Trecho
━━━

Santuário do Bom Jesus de Matozinhos

A cidade de Congonhas, na região central de Minas Gerais, abriga um dos mais valiosos monumentos do planeta, o Santuário do Senhor Bom Jesus de Matozinhos. Gênios como Aleijadinho e Mestre Ataíde não só criaram verdadeiras obras-primas como também promoveram uma grande junção da arte de Minas Gerais no século XVIII. As obras do santuário, Patrimônio Mundial da Humanidade, são admiradas por muitos, porém nem todos dão a importância necessária a esse tesouro de inestimável valor — que já sofreu atos de vandalismo e continua sofrendo com a falta de planejamento urbano. Enquanto isso, a antiga Congonhas do Campo resiste ao tempo.

Reportagem: Juliana Afonso
Fotos: Jean Yves Donnard

Existem cidades que vivem de fama. Outras que vivem de imagens. Congonhas jaz sob uma única paisagem: a do Santuário do Senhor Bom Jesus do Matozinhos. De fato, não há quem passe pela cidade sem visitar o local. Uma, duas, três, inúmeras vezes. Não importa o quão cansada esteja a pessoa. No pé do Morro do Maranhão é possível ver todo o conjunto da obra. É quando a vontade de chegar lá em cima cresce de forma rápida.

O conjunto arquitetônico e paisagístico local é formado por uma praça com seis capelas que remontam os passos da Paixão de Cristo, um espaço aberto em frente da igreja onde estão colocados os doze profetas e uma basílica que leva o nome do santuário. Mestres do barroco, como Antônio Francisco Lisboa, o Aleijadinho, e Manuel da Costa Ataíde, foram responsáveis por erguer o lugar que hoje é considerado o maior conjunto de arte colonial do país. Não é à toa que a imagem do local estampa blusas, cartões postais, selos e até embalagens, uma tentativa dos comerciantes de vender mais — e por que não? — mostrando o que a cidade tem de melhor.

Incêndio

Mas há algum tempo as obras que compõem o conjunto do santuário correm consideráveis riscos de sofrerem danos. O tema voltou a ser debatido com fervor depois do incêndio que destruiu duas lojas do centro histórico da cidade em agosto de  2010. Os bombeiros não estavam preparados de forma adequada e o fogo se alastrou mais do que deveria. Do outro lado da rua, está uma das seis capelas que representam a Via Crucis. A poucos metros dali estão os profetas em pedra sabão esculpidos por Aleijadinho e, mais a frente, a igreja símbolo da cidade.

━━━

Registros fornecidos
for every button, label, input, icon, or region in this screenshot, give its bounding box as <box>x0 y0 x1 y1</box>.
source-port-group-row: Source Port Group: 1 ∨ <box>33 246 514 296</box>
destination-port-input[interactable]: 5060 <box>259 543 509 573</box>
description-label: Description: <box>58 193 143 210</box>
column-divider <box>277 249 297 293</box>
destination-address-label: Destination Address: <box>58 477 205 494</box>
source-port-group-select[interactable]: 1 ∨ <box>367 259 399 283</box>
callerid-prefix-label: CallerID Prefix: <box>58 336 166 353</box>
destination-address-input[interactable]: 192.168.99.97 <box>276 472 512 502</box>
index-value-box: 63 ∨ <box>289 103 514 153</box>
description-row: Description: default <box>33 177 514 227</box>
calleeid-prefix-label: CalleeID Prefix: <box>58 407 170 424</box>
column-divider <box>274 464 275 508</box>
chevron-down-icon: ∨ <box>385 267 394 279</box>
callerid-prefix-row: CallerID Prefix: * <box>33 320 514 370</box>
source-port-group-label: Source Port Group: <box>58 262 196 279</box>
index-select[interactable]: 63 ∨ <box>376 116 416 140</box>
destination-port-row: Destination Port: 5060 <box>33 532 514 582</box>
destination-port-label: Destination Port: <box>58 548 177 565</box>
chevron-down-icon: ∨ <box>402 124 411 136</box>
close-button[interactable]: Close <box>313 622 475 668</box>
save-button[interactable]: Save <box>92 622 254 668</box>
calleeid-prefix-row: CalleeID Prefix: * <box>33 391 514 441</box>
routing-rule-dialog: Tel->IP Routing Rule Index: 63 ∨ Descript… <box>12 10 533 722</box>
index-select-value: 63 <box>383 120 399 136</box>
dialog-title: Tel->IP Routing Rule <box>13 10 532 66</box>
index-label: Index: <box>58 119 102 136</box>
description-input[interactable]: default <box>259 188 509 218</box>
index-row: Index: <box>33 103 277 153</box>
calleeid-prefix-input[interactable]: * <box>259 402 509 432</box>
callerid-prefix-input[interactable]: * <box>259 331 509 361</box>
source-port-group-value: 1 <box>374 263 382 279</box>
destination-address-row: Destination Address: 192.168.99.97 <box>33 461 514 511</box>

━━━

Solicitação escrita A
Transcreva a parte do trecho sobre o santuário que se inicia em "Santuário do Bom" e prossegue até "resiste ao tempo.".
Solicitação escrita B
Reescreva de forma mais concisa o parágrafo do trecho que começa por "O conjunto arquitetônico e paisagístico local", preservando suas informações principais.
Os registros não guardam relação com o trecho.

Solução comentada A
Santuário do Bom Jesus de Matozinhos

A cidade de Congonhas, na região central de Minas Gerais, abriga um dos mais valiosos monumentos do planeta, o Santuário do Senhor Bom Jesus de Matozinhos. Gênios como Aleijadinho e Mestre Ataíde não só criaram verdadeiras obras-primas como também promoveram uma grande junção da arte de Minas Gerais no século XVIII. As obras do santuário, Patrimônio Mundial da Humanidade, são admiradas por muitos, porém nem todos dão a importância necessária a esse tesouro de inestimável valor — que já sofreu atos de vandalismo e continua sofrendo com a falta de planejamento urbano. Enquanto isso, a antiga Congonhas do Campo resiste ao tempo.

Solução comentada B
O conjunto do santuário compreende uma praça com seis capelas dedicadas aos passos da Paixão de Cristo, um espaço aberto diante da igreja com os doze profetas e uma basílica que leva o nome do santuário. Foi erguido por mestres do barroco como Aleijadinho e Manuel da Costa Ataíde e é hoje considerado o maior conjunto de arte colonial do país. Por isso, os comerciantes estampam sua imagem em blusas, cartões postais, selos e embalagens para vender mais.